• [REQUEST]: Can you quote the records below in full, word for word?

--------------------

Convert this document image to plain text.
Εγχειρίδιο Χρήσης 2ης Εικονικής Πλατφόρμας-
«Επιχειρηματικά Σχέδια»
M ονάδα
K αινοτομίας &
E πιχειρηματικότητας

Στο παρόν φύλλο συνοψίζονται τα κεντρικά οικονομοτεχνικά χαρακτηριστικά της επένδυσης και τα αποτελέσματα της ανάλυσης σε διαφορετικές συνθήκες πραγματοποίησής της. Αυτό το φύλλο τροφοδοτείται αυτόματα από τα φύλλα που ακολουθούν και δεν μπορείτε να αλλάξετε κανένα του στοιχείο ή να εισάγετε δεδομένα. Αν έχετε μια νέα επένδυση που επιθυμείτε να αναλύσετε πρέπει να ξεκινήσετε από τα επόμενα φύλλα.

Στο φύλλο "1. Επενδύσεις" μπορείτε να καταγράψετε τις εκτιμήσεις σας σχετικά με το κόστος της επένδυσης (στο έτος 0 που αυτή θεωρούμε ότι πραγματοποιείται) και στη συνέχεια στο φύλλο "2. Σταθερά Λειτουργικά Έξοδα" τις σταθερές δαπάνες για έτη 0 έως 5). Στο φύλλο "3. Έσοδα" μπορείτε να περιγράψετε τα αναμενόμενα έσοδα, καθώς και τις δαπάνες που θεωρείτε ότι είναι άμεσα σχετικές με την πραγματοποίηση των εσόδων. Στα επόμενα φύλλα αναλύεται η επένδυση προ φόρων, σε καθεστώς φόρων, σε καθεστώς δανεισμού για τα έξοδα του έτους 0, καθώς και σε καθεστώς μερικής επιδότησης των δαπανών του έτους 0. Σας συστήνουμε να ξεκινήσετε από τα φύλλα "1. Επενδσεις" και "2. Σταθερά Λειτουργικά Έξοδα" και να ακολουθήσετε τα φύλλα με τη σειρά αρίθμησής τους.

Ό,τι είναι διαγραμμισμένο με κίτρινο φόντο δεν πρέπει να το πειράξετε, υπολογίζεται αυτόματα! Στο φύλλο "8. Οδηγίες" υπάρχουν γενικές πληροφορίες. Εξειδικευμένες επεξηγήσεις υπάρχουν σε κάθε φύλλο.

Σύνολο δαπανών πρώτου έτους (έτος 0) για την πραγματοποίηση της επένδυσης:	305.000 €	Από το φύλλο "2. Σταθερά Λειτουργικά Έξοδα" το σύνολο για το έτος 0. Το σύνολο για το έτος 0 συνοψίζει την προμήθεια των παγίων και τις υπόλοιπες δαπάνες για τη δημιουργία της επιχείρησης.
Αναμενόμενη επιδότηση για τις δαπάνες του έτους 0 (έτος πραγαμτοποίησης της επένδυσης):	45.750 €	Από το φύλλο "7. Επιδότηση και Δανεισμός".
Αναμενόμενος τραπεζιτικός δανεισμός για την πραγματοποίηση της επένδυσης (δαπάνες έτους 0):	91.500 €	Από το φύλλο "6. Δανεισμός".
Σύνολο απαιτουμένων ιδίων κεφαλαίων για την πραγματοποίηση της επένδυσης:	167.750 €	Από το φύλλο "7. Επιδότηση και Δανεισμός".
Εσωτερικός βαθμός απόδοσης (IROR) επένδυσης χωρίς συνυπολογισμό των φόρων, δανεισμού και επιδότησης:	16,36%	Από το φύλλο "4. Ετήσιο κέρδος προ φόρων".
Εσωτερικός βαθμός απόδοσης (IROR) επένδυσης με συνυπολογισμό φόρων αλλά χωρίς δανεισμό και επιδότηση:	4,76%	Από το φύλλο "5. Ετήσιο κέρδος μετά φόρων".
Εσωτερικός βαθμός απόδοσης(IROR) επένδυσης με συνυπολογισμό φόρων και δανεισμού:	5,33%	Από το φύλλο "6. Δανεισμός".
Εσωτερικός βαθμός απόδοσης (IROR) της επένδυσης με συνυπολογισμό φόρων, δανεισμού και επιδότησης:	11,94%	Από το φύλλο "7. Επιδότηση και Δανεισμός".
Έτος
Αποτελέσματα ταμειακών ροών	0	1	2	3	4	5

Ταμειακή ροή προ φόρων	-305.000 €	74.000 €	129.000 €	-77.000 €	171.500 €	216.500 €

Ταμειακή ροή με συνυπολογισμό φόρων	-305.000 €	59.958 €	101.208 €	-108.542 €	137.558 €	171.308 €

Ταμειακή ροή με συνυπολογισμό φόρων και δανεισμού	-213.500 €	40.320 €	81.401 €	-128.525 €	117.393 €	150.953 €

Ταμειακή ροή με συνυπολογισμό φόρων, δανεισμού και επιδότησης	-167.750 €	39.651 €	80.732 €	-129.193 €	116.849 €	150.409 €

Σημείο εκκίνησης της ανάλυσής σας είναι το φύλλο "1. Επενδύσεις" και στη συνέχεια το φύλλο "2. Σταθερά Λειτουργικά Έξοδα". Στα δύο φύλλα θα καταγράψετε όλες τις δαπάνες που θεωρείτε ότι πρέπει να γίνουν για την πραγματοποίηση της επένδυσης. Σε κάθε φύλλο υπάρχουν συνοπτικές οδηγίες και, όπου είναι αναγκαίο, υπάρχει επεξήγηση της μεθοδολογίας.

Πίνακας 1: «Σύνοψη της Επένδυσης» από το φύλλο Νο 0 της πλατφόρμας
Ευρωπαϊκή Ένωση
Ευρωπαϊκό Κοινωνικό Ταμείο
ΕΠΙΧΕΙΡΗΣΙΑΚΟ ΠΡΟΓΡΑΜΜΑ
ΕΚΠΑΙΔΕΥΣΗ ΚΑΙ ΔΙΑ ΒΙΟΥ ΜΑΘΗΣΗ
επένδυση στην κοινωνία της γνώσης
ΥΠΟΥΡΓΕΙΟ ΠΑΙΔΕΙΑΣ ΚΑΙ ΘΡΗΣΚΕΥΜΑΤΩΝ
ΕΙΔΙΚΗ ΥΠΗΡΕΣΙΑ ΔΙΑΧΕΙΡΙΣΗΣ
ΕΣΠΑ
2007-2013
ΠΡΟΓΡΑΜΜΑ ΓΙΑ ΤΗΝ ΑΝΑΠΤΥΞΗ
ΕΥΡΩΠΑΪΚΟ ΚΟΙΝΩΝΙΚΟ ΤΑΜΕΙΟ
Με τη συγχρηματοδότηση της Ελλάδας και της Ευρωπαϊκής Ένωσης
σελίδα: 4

--------------------

• [CORRECT ANSWER]:
Convert this document image to plain text.
Εγχειρίδιο Χρήσης 2ης Εικονικής Πλατφόρμας-
«Επιχειρηματικά Σχέδια»
M ονάδα
K αινοτομίας &
E πιχειρηματικότητας

Στο παρόν φύλλο συνοψίζονται τα κεντρικά οικονομοτεχνικά χαρακτηριστικά της επένδυσης και τα αποτελέσματα της ανάλυσης σε διαφορετικές συνθήκες πραγματοποίησής της. Αυτό το φύλλο τροφοδοτείται αυτόματα από τα φύλλα που ακολουθούν και δεν μπορείτε να αλλάξετε κανένα του στοιχείο ή να εισάγετε δεδομένα. Αν έχετε μια νέα επένδυση που επιθυμείτε να αναλύσετε πρέπει να ξεκινήσετε από τα επόμενα φύλλα.

Στο φύλλο "1. Επενδύσεις" μπορείτε να καταγράψετε τις εκτιμήσεις σας σχετικά με το κόστος της επένδυσης (στο έτος 0 που αυτή θεωρούμε ότι πραγματοποιείται) και στη συνέχεια στο φύλλο "2. Σταθερά Λειτουργικά Έξοδα" τις σταθερές δαπάνες για έτη 0 έως 5). Στο φύλλο "3. Έσοδα" μπορείτε να περιγράψετε τα αναμενόμενα έσοδα, καθώς και τις δαπάνες που θεωρείτε ότι είναι άμεσα σχετικές με την πραγματοποίηση των εσόδων. Στα επόμενα φύλλα αναλύεται η επένδυση προ φόρων, σε καθεστώς φόρων, σε καθεστώς δανεισμού για τα έξοδα του έτους 0, καθώς και σε καθεστώς μερικής επιδότησης των δαπανών του έτους 0. Σας συστήνουμε να ξεκινήσετε από τα φύλλα "1. Επενδσεις" και "2. Σταθερά Λειτουργικά Έξοδα" και να ακολουθήσετε τα φύλλα με τη σειρά αρίθμησής τους.

Ό,τι είναι διαγραμμισμένο με κίτρινο φόντο δεν πρέπει να το πειράξετε, υπολογίζεται αυτόματα! Στο φύλλο "8. Οδηγίες" υπάρχουν γενικές πληροφορίες. Εξειδικευμένες επεξηγήσεις υπάρχουν σε κάθε φύλλο.

Σύνολο δαπανών πρώτου έτους (έτος 0) για την πραγματοποίηση της επένδυσης:	305.000 €	Από το φύλλο "2. Σταθερά Λειτουργικά Έξοδα" το σύνολο για το έτος 0. Το σύνολο για το έτος 0 συνοψίζει την προμήθεια των παγίων και τις υπόλοιπες δαπάνες για τη δημιουργία της επιχείρησης.
Αναμενόμενη επιδότηση για τις δαπάνες του έτους 0 (έτος πραγαμτοποίησης της επένδυσης):	45.750 €	Από το φύλλο "7. Επιδότηση και Δανεισμός".
Αναμενόμενος τραπεζιτικός δανεισμός για την πραγματοποίηση της επένδυσης (δαπάνες έτους 0):	91.500 €	Από το φύλλο "6. Δανεισμός".
Σύνολο απαιτουμένων ιδίων κεφαλαίων για την πραγματοποίηση της επένδυσης:	167.750 €	Από το φύλλο "7. Επιδότηση και Δανεισμός".
Εσωτερικός βαθμός απόδοσης (IROR) επένδυσης χωρίς συνυπολογισμό των φόρων, δανεισμού και επιδότησης:	16,36%	Από το φύλλο "4. Ετήσιο κέρδος προ φόρων".
Εσωτερικός βαθμός απόδοσης (IROR) επένδυσης με συνυπολογισμό φόρων αλλά χωρίς δανεισμό και επιδότηση:	4,76%	Από το φύλλο "5. Ετήσιο κέρδος μετά φόρων".
Εσωτερικός βαθμός απόδοσης(IROR) επένδυσης με συνυπολογισμό φόρων και δανεισμού:	5,33%	Από το φύλλο "6. Δανεισμός".
Εσωτερικός βαθμός απόδοσης (IROR) της επένδυσης με συνυπολογισμό φόρων, δανεισμού και επιδότησης:	11,94%	Από το φύλλο "7. Επιδότηση και Δανεισμός".
Έτος
Αποτελέσματα ταμειακών ροών	0	1	2	3	4	5

Ταμειακή ροή προ φόρων	-305.000 €	74.000 €	129.000 €	-77.000 €	171.500 €	216.500 €

Ταμειακή ροή με συνυπολογισμό φόρων	-305.000 €	59.958 €	101.208 €	-108.542 €	137.558 €	171.308 €

Ταμειακή ροή με συνυπολογισμό φόρων και δανεισμού	-213.500 €	40.320 €	81.401 €	-128.525 €	117.393 €	150.953 €

Ταμειακή ροή με συνυπολογισμό φόρων, δανεισμού και επιδότησης	-167.750 €	39.651 €	80.732 €	-129.193 €	116.849 €	150.409 €

Σημείο εκκίνησης της ανάλυσής σας είναι το φύλλο "1. Επενδύσεις" και στη συνέχεια το φύλλο "2. Σταθερά Λειτουργικά Έξοδα". Στα δύο φύλλα θα καταγράψετε όλες τις δαπάνες που θεωρείτε ότι πρέπει να γίνουν για την πραγματοποίηση της επένδυσης. Σε κάθε φύλλο υπάρχουν συνοπτικές οδηγίες και, όπου είναι αναγκαίο, υπάρχει επεξήγηση της μεθοδολογίας.

Πίνακας 1: «Σύνοψη της Επένδυσης» από το φύλλο Νο 0 της πλατφόρμας
Ευρωπαϊκή Ένωση
Ευρωπαϊκό Κοινωνικό Ταμείο
ΕΠΙΧΕΙΡΗΣΙΑΚΟ ΠΡΟΓΡΑΜΜΑ
ΕΚΠΑΙΔΕΥΣΗ ΚΑΙ ΔΙΑ ΒΙΟΥ ΜΑΘΗΣΗ
επένδυση στην κοινωνία της γνώσης
ΥΠΟΥΡΓΕΙΟ ΠΑΙΔΕΙΑΣ ΚΑΙ ΘΡΗΣΚΕΥΜΑΤΩΝ
ΕΙΔΙΚΗ ΥΠΗΡΕΣΙΑ ΔΙΑΧΕΙΡΙΣΗΣ
ΕΣΠΑ
2007-2013
ΠΡΟΓΡΑΜΜΑ ΓΙΑ ΤΗΝ ΑΝΑΠΤΥΞΗ
ΕΥΡΩΠΑΪΚΟ ΚΟΙΝΩΝΙΚΟ ΤΑΜΕΙΟ
Με τη συγχρηματοδότηση της Ελλάδας και της Ευρωπαϊκής Ένωσης
σελίδα: 4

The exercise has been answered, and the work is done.